_What the task requires:_
Could the data below be printed out exactly, with the pictures left out?

Data for this exercise: Begin

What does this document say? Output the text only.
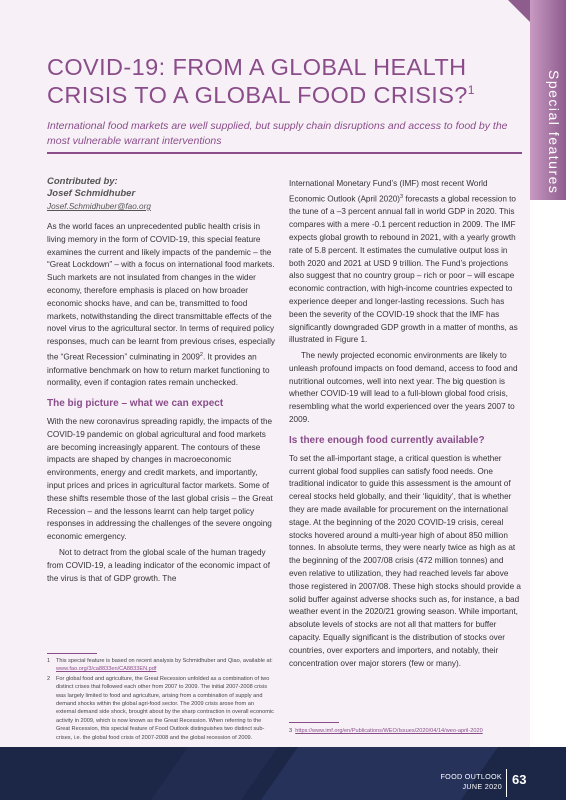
Special features
COVID-19: FROM A GLOBAL HEALTH CRISIS TO A GLOBAL FOOD CRISIS?$^1$
International food markets are well supplied, but supply chain disruptions and access to food by the most vulnerable warrant interventions
Contributed by:
Josef Schmidhuber
Josef.Schmidhuber@fao.org

As the world faces an unprecedented public health crisis in living memory in the form of COVID-19, this special feature examines the current and likely impacts of the pandemic – the “Great Lockdown” – with a focus on international food markets. Such markets are not insulated from changes in the wider economy, therefore emphasis is placed on how broader economic shocks have, and can be, transmitted to food markets, notwithstanding the direct transmittable effects of the novel virus to the agricultural sector. In terms of required policy responses, much can be learnt from previous crises, especially the “Great Recession” culminating in 2009$^2$. It provides an informative benchmark on how to return market functioning to normality, even if contagion rates remain unchecked.

The big picture – what we can expect

With the new coronavirus spreading rapidly, the impacts of the COVID-19 pandemic on global agricultural and food markets are becoming increasingly apparent. The contours of these impacts are shaped by changes in macroeconomic environments, energy and credit markets, and importantly, input prices and prices in agricultural factor markets. Some of these shifts resemble those of the last global crisis – the Great Recession – and the lessons learnt can help target policy responses in addressing the challenges of the severe ongoing economic emergency.

Not to detract from the global scale of the human tragedy from COVID-19, a leading indicator of the economic impact of the virus is that of GDP growth. The

1	This special feature is based on recent analysis by Schmidhuber and Qiao, available at: www.fao.org/3/ca8833en/CA8833EN.pdf
2	For global food and agriculture, the Great Recession unfolded as a combination of two distinct crises that followed each other from 2007 to 2009. The initial 2007-2008 crisis was largely limited to food and agriculture, arising from a combination of supply and demand shocks within the global agri-food sector. The 2009 crisis arose from an external demand side shock, brought about by the sharp contraction in overall economic activity in 2009, which is now known as the Great Recession. When referring to the Great Recession, this special feature of Food Outlook distinguishes two distinct sub-crises, i.e. the global food crisis of 2007-2008 and the global recession of 2009.

International Monetary Fund’s (IMF) most recent World Economic Outlook (April 2020)$^3$ forecasts a global recession to the tune of a –3 percent annual fall in world GDP in 2020. This compares with a mere -0.1 percent reduction in 2009. The IMF expects global growth to rebound in 2021, with a yearly growth rate of 5.8 percent. It estimates the cumulative output loss in both 2020 and 2021 at USD 9 trillion. The Fund’s projections also suggest that no country group – rich or poor – will escape economic contraction, with high-income countries expected to experience deeper and longer-lasting recessions. Such has been the severity of the COVID-19 shock that the IMF has significantly downgraded GDP growth in a matter of months, as illustrated in Figure 1.

The newly projected economic environments are likely to unleash profound impacts on food demand, access to food and nutritional outcomes, well into next year. The big question is whether COVID-19 will lead to a full-blown global food crisis, resembling what the world experienced over the years 2007 to 2009.

Is there enough food currently available?

To set the all-important stage, a critical question is whether current global food supplies can satisfy food needs. One traditional indicator to guide this assessment is the amount of cereal stocks held globally, and their ‘liquidity’, that is whether they are made available for procurement on the international stage. At the beginning of the 2020 COVID-19 crisis, cereal stocks hovered around a multi-year high of about 850 million tonnes. In absolute terms, they were nearly twice as high as at the beginning of the 2007/08 crisis (472 million tonnes) and even relative to utilization, they had reached levels far above those registered in 2007/08. These high stocks should provide a solid buffer against adverse shocks such as, for instance, a bad weather event in the 2020/21 growing season. While important, absolute levels of stocks are not all that matters for buffer capacity. Equally significant is the distribution of stocks over countries, over exporters and importers, and notably, their concentration over major storers (few or many).

3 https://www.imf.org/en/Publications/WEO/Issues/2020/04/14/weo-april-2020
FOOD OUTLOOK
JUNE 2020 63
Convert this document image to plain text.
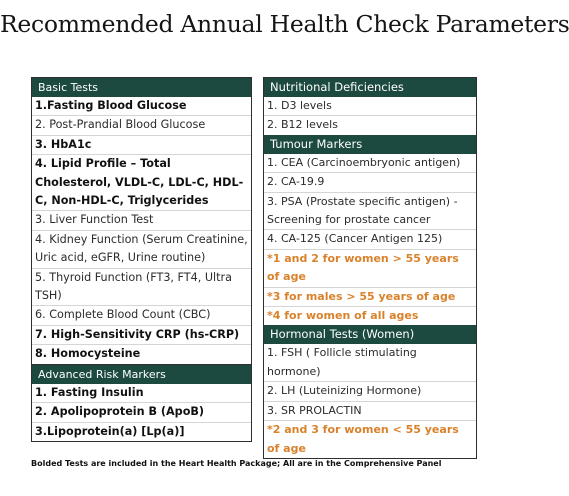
Recommended Annual Health Check Parameters
Basic Tests
1.Fasting Blood Glucose
2. Post-Prandial Blood Glucose
3. HbA1c
4. Lipid Profile – Total Cholesterol, VLDL-C, LDL-C, HDL-C, Non-HDL-C, Triglycerides
3. Liver Function Test
4. Kidney Function (Serum Creatinine, Uric acid, eGFR, Urine routine)
5. Thyroid Function (FT3, FT4, Ultra TSH)
6. Complete Blood Count (CBC)
7. High-Sensitivity CRP (hs-CRP)
8. Homocysteine
Advanced Risk Markers
1. Fasting Insulin
2. Apolipoprotein B (ApoB)
3.Lipoprotein(a) [Lp(a)]
Nutritional Deficiencies
1. D3 levels
2. B12 levels
Tumour Markers
1. CEA (Carcinoembryonic antigen)
2. CA-19.9
3. PSA (Prostate specific antigen) - Screening for prostate cancer
4. CA-125 (Cancer Antigen 125)
*1 and 2 for women > 55 years of age
*3 for males > 55 years of age
*4 for women of all ages
Hormonal Tests (Women)
1. FSH ( Follicle stimulating hormone)
2. LH (Luteinizing Hormone)
3. SR PROLACTIN
*2 and 3 for women < 55 years of age
Bolded Tests are included in the Heart Health Package; All are in the Comprehensive Panel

Data for this exercise: End

_Exercise solution:_
What does this document say? Output the text only.
Special features
COVID-19: FROM A GLOBAL HEALTH CRISIS TO A GLOBAL FOOD CRISIS?$^1$
International food markets are well supplied, but supply chain disruptions and access to food by the most vulnerable warrant interventions
Contributed by:
Josef Schmidhuber
Josef.Schmidhuber@fao.org

As the world faces an unprecedented public health crisis in living memory in the form of COVID-19, this special feature examines the current and likely impacts of the pandemic – the “Great Lockdown” – with a focus on international food markets. Such markets are not insulated from changes in the wider economy, therefore emphasis is placed on how broader economic shocks have, and can be, transmitted to food markets, notwithstanding the direct transmittable effects of the novel virus to the agricultural sector. In terms of required policy responses, much can be learnt from previous crises, especially the “Great Recession” culminating in 2009$^2$. It provides an informative benchmark on how to return market functioning to normality, even if contagion rates remain unchecked.

The big picture – what we can expect

With the new coronavirus spreading rapidly, the impacts of the COVID-19 pandemic on global agricultural and food markets are becoming increasingly apparent. The contours of these impacts are shaped by changes in macroeconomic environments, energy and credit markets, and importantly, input prices and prices in agricultural factor markets. Some of these shifts resemble those of the last global crisis – the Great Recession – and the lessons learnt can help target policy responses in addressing the challenges of the severe ongoing economic emergency.

Not to detract from the global scale of the human tragedy from COVID-19, a leading indicator of the economic impact of the virus is that of GDP growth. The

1	This special feature is based on recent analysis by Schmidhuber and Qiao, available at: www.fao.org/3/ca8833en/CA8833EN.pdf
2	For global food and agriculture, the Great Recession unfolded as a combination of two distinct crises that followed each other from 2007 to 2009. The initial 2007-2008 crisis was largely limited to food and agriculture, arising from a combination of supply and demand shocks within the global agri-food sector. The 2009 crisis arose from an external demand side shock, brought about by the sharp contraction in overall economic activity in 2009, which is now known as the Great Recession. When referring to the Great Recession, this special feature of Food Outlook distinguishes two distinct sub-crises, i.e. the global food crisis of 2007-2008 and the global recession of 2009.

International Monetary Fund’s (IMF) most recent World Economic Outlook (April 2020)$^3$ forecasts a global recession to the tune of a –3 percent annual fall in world GDP in 2020. This compares with a mere -0.1 percent reduction in 2009. The IMF expects global growth to rebound in 2021, with a yearly growth rate of 5.8 percent. It estimates the cumulative output loss in both 2020 and 2021 at USD 9 trillion. The Fund’s projections also suggest that no country group – rich or poor – will escape economic contraction, with high-income countries expected to experience deeper and longer-lasting recessions. Such has been the severity of the COVID-19 shock that the IMF has significantly downgraded GDP growth in a matter of months, as illustrated in Figure 1.

The newly projected economic environments are likely to unleash profound impacts on food demand, access to food and nutritional outcomes, well into next year. The big question is whether COVID-19 will lead to a full-blown global food crisis, resembling what the world experienced over the years 2007 to 2009.

Is there enough food currently available?

To set the all-important stage, a critical question is whether current global food supplies can satisfy food needs. One traditional indicator to guide this assessment is the amount of cereal stocks held globally, and their ‘liquidity’, that is whether they are made available for procurement on the international stage. At the beginning of the 2020 COVID-19 crisis, cereal stocks hovered around a multi-year high of about 850 million tonnes. In absolute terms, they were nearly twice as high as at the beginning of the 2007/08 crisis (472 million tonnes) and even relative to utilization, they had reached levels far above those registered in 2007/08. These high stocks should provide a solid buffer against adverse shocks such as, for instance, a bad weather event in the 2020/21 growing season. While important, absolute levels of stocks are not all that matters for buffer capacity. Equally significant is the distribution of stocks over countries, over exporters and importers, and notably, their concentration over major storers (few or many).

3 https://www.imf.org/en/Publications/WEO/Issues/2020/04/14/weo-april-2020
FOOD OUTLOOK
JUNE 2020 63
Convert this document image to plain text.
Recommended Annual Health Check Parameters
Basic Tests
1.Fasting Blood Glucose
2. Post-Prandial Blood Glucose
3. HbA1c
4. Lipid Profile – Total Cholesterol, VLDL-C, LDL-C, HDL-C, Non-HDL-C, Triglycerides
3. Liver Function Test
4. Kidney Function (Serum Creatinine, Uric acid, eGFR, Urine routine)
5. Thyroid Function (FT3, FT4, Ultra TSH)
6. Complete Blood Count (CBC)
7. High-Sensitivity CRP (hs-CRP)
8. Homocysteine
Advanced Risk Markers
1. Fasting Insulin
2. Apolipoprotein B (ApoB)
3.Lipoprotein(a) [Lp(a)]
Nutritional Deficiencies
1. D3 levels
2. B12 levels
Tumour Markers
1. CEA (Carcinoembryonic antigen)
2. CA-19.9
3. PSA (Prostate specific antigen) - Screening for prostate cancer
4. CA-125 (Cancer Antigen 125)
*1 and 2 for women > 55 years of age
*3 for males > 55 years of age
*4 for women of all ages
Hormonal Tests (Women)
1. FSH ( Follicle stimulating hormone)
2. LH (Luteinizing Hormone)
3. SR PROLACTIN
*2 and 3 for women < 55 years of age
Bolded Tests are included in the Heart Health Package; All are in the Comprehensive Panel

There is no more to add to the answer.